The request → Please pull out every line that includes the string "yyyy".

──────── Stored records ────────

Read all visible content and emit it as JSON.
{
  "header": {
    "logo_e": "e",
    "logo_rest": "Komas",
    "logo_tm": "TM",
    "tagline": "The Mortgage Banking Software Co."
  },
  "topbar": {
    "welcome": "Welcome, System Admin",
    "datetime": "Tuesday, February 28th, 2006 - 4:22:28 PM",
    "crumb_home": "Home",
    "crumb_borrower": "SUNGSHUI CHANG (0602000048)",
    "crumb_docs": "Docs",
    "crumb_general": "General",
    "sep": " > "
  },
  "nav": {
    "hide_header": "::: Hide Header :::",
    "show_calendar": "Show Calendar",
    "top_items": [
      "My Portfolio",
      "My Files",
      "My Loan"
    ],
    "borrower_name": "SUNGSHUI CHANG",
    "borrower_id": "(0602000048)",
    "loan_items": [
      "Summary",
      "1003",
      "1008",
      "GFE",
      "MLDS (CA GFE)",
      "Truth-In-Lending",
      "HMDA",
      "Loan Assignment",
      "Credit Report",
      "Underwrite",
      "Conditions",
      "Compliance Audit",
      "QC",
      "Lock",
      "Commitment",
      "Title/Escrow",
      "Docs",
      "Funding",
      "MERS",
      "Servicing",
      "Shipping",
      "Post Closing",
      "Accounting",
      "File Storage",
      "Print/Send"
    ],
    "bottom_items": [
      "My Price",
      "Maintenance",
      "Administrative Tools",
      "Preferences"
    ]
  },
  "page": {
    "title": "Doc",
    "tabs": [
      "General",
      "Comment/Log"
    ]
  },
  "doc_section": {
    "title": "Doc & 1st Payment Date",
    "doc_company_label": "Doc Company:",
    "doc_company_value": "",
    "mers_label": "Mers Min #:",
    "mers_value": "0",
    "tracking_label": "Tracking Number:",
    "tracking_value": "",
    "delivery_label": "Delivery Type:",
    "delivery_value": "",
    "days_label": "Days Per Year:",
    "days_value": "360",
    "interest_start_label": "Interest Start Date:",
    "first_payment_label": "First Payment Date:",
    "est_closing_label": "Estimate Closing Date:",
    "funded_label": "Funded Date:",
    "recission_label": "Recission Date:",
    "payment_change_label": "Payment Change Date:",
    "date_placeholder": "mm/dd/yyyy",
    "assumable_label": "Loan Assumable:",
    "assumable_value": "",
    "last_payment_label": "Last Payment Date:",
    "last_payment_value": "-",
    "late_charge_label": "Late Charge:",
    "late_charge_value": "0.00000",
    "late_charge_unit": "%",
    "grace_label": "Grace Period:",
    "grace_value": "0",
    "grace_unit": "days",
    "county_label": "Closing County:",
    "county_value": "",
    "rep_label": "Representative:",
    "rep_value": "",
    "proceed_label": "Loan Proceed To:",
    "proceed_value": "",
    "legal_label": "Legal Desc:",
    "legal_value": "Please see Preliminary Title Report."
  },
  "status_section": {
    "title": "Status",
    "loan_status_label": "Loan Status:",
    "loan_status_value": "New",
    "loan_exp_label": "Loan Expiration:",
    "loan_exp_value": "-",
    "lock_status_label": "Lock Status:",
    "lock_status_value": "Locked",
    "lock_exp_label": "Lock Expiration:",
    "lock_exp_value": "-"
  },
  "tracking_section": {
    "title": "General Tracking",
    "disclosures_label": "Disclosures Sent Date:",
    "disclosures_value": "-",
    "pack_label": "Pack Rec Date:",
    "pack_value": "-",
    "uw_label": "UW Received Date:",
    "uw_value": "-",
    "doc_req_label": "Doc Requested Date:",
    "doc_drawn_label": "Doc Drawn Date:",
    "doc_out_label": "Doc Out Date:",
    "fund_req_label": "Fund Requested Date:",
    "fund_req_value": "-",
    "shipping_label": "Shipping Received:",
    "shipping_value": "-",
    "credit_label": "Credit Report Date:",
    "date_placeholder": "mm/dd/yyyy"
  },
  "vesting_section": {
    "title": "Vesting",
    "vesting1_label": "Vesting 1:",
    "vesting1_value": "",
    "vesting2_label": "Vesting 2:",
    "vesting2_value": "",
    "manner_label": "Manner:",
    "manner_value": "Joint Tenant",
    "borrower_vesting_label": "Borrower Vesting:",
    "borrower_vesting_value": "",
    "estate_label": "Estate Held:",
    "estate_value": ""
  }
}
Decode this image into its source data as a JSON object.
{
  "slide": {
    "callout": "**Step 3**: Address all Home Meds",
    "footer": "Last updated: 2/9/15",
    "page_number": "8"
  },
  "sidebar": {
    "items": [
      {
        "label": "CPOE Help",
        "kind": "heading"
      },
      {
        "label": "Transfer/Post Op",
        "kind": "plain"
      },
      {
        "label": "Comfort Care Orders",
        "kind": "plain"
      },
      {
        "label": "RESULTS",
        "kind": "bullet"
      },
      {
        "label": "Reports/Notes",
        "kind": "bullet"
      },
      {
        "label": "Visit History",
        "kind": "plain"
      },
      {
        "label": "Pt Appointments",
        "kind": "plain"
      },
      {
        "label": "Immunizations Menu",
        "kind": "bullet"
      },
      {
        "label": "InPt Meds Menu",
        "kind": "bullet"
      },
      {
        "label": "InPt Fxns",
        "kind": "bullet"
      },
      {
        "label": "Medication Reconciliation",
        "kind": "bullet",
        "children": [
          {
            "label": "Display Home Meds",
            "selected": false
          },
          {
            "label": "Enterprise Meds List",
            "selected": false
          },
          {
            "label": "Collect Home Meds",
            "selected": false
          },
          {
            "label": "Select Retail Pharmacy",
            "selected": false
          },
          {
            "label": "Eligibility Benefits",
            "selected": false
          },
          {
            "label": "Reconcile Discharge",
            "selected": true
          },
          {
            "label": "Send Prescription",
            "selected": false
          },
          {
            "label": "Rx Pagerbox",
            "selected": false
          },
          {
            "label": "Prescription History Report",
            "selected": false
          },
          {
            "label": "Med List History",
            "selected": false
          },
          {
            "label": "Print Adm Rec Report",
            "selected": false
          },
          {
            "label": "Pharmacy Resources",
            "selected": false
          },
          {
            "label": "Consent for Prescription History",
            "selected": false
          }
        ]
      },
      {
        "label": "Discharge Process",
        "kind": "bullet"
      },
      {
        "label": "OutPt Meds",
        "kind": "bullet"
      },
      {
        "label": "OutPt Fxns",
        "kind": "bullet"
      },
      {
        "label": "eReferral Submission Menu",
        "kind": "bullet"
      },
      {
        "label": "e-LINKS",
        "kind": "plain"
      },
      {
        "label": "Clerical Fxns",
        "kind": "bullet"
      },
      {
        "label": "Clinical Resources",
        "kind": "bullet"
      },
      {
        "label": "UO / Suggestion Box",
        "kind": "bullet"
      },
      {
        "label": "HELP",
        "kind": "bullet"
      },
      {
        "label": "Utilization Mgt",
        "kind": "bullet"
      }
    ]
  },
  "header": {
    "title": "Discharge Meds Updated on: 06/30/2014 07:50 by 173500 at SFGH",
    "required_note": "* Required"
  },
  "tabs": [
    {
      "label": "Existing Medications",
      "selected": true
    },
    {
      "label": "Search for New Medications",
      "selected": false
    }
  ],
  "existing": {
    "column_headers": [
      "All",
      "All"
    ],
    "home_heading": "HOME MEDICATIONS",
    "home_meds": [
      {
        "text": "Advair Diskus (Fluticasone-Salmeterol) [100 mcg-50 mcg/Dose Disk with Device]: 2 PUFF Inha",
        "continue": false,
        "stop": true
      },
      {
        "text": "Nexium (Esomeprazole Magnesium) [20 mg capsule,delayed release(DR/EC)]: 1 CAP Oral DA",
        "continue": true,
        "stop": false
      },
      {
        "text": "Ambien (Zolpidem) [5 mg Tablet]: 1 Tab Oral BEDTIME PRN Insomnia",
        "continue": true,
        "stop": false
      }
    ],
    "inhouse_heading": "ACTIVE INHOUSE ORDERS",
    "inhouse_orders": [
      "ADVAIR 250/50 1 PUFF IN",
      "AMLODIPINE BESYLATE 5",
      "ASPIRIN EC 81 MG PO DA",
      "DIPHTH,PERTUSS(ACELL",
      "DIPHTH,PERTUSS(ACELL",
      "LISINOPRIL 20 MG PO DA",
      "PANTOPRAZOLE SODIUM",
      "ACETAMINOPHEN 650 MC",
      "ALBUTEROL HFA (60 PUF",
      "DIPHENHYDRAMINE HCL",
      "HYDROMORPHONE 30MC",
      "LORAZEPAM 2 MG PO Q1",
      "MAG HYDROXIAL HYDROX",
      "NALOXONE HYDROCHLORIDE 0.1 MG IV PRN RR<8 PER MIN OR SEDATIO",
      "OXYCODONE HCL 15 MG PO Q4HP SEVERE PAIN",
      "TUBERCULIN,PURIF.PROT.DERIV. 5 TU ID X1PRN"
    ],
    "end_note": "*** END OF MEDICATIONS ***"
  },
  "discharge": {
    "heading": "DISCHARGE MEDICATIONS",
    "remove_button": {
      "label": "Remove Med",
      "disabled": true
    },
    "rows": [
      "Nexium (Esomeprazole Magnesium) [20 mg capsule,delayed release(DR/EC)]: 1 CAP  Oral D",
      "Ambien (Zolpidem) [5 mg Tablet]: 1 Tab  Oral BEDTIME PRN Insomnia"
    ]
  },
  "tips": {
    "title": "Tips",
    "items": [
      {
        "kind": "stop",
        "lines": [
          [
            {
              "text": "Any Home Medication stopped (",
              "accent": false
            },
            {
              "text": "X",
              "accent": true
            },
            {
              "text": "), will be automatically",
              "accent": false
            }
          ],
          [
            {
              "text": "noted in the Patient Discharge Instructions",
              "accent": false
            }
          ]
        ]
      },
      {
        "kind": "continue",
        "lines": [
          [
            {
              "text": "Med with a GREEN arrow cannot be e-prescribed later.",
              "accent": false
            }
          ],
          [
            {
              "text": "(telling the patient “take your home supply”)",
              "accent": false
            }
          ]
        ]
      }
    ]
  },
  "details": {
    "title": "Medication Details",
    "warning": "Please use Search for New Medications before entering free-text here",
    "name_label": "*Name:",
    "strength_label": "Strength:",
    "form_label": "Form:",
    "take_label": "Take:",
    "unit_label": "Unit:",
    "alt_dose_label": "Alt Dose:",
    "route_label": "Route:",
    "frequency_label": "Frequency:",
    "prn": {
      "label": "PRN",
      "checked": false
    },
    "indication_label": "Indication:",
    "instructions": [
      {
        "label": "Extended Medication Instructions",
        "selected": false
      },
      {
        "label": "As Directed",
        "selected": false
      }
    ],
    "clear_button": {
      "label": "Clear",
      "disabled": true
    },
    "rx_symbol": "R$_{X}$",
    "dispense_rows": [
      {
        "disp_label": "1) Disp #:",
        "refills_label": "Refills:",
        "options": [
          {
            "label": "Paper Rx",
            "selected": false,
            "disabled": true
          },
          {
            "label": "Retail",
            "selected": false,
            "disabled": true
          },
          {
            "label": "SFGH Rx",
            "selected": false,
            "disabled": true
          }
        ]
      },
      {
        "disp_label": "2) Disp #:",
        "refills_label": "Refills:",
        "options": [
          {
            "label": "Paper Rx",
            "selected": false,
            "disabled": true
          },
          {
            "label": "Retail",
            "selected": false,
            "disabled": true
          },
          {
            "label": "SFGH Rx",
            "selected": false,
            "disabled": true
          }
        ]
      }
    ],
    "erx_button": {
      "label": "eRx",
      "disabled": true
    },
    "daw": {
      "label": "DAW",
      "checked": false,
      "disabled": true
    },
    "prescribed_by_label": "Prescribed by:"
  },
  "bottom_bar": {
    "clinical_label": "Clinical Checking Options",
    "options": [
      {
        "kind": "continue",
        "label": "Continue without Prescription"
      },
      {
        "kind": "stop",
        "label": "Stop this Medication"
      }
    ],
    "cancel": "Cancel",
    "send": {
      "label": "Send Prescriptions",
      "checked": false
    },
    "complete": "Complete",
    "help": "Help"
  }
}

────────
──────── Stored records ────────

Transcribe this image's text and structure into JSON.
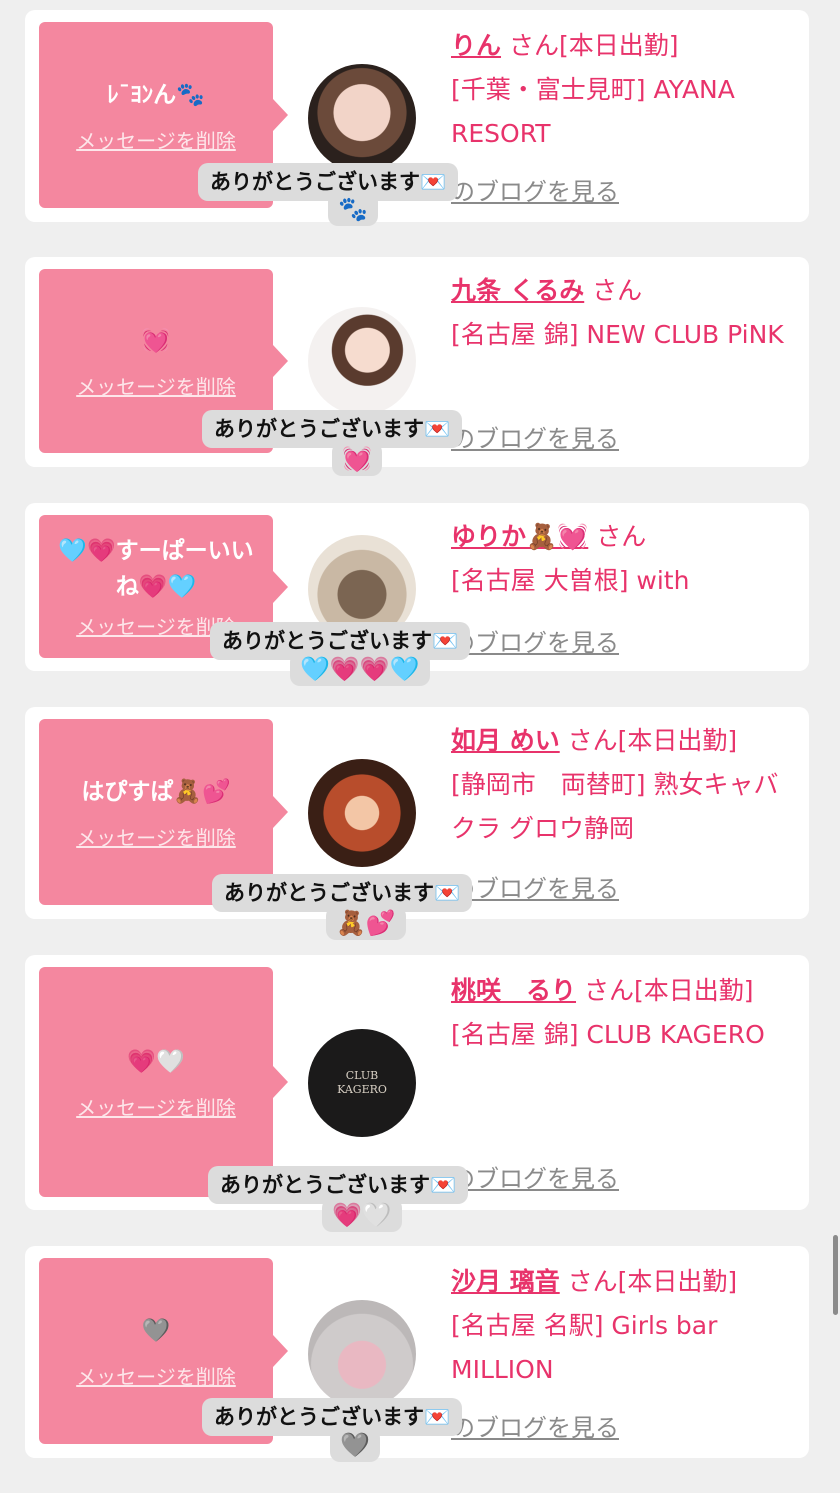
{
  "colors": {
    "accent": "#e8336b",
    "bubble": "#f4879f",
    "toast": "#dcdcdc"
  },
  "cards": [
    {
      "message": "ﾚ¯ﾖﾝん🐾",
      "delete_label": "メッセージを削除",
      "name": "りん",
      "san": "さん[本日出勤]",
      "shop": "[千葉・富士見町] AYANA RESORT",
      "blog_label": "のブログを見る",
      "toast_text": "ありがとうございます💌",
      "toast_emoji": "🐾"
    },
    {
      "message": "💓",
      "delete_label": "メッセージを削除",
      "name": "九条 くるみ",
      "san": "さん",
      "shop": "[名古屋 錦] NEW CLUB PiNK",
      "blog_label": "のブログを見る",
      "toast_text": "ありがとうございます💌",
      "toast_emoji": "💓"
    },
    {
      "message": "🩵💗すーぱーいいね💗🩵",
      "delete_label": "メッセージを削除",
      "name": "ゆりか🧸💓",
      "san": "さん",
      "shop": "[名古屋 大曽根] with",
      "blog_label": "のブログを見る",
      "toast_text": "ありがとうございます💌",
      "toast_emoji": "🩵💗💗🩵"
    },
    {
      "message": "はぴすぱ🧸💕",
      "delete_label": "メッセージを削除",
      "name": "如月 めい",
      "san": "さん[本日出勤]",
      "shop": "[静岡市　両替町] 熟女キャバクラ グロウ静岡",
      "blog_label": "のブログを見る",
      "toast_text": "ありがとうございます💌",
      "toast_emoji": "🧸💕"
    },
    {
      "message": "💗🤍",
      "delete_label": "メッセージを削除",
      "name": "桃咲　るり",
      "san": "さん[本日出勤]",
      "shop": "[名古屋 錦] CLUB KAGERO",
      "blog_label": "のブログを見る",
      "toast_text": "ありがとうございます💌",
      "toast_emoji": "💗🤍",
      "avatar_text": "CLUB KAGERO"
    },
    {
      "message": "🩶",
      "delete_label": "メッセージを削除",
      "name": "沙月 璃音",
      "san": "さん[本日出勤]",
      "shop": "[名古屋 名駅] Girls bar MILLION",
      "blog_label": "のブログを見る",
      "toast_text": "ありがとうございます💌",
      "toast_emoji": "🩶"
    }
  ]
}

────────
──────── Stored records ────────

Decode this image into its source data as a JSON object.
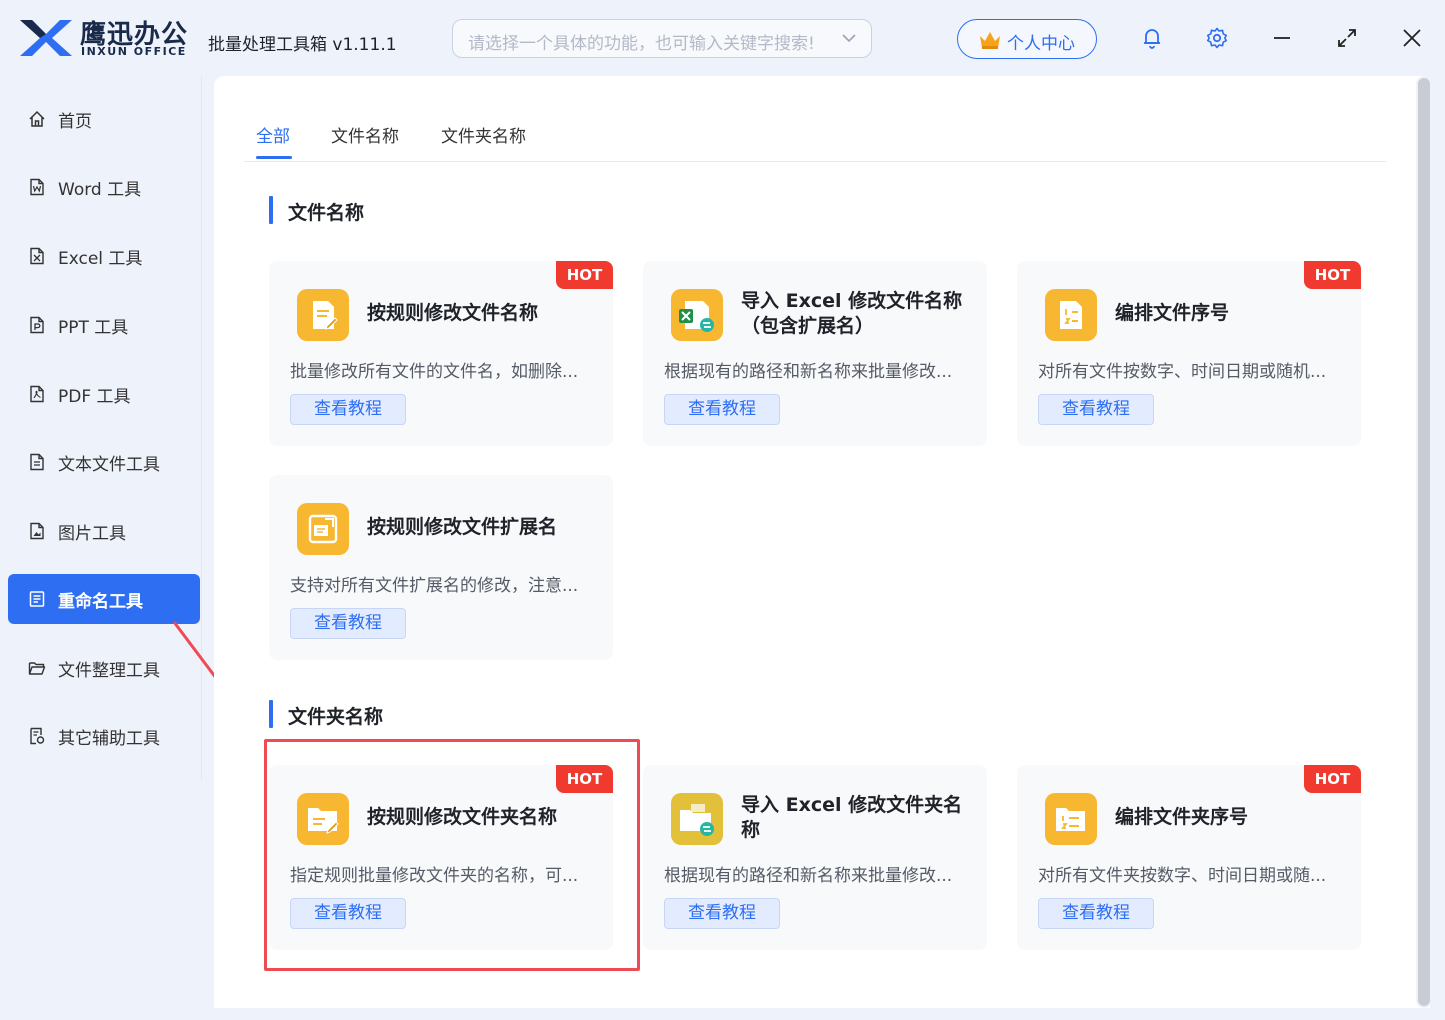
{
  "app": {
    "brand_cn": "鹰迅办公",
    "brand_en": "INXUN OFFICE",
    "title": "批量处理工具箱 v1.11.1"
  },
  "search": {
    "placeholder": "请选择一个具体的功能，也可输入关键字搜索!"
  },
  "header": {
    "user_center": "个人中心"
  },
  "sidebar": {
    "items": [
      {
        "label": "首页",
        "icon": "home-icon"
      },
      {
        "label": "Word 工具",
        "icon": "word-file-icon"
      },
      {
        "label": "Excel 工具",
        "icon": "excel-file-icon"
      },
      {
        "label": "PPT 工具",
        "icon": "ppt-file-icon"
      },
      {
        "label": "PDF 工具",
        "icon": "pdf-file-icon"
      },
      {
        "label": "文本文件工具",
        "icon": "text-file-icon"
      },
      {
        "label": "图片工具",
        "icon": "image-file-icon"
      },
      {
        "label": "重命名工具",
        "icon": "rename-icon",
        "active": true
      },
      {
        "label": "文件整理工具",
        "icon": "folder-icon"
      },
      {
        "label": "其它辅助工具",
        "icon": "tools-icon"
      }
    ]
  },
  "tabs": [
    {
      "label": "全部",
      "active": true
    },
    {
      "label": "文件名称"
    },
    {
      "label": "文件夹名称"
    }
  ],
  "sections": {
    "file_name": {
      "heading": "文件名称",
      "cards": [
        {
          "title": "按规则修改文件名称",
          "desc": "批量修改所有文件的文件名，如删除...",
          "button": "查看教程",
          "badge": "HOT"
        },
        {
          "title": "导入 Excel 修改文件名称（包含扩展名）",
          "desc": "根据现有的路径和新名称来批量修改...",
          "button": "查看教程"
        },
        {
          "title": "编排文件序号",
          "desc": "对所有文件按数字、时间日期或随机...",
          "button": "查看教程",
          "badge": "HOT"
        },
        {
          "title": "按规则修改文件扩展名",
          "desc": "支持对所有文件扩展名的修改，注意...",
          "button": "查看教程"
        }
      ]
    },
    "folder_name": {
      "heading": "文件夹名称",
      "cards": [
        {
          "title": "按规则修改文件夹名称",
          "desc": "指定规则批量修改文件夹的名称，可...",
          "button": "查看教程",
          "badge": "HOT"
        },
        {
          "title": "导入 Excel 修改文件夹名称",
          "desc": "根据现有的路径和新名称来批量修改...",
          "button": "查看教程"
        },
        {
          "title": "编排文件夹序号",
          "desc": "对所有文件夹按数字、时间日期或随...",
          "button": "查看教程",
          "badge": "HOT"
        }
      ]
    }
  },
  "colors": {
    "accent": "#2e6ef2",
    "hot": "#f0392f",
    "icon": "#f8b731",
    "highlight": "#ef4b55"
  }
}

────────

Exercise solution →
    "date_placeholder": "mm/dd/yyyy",
    "date_placeholder": "mm/dd/yyyy"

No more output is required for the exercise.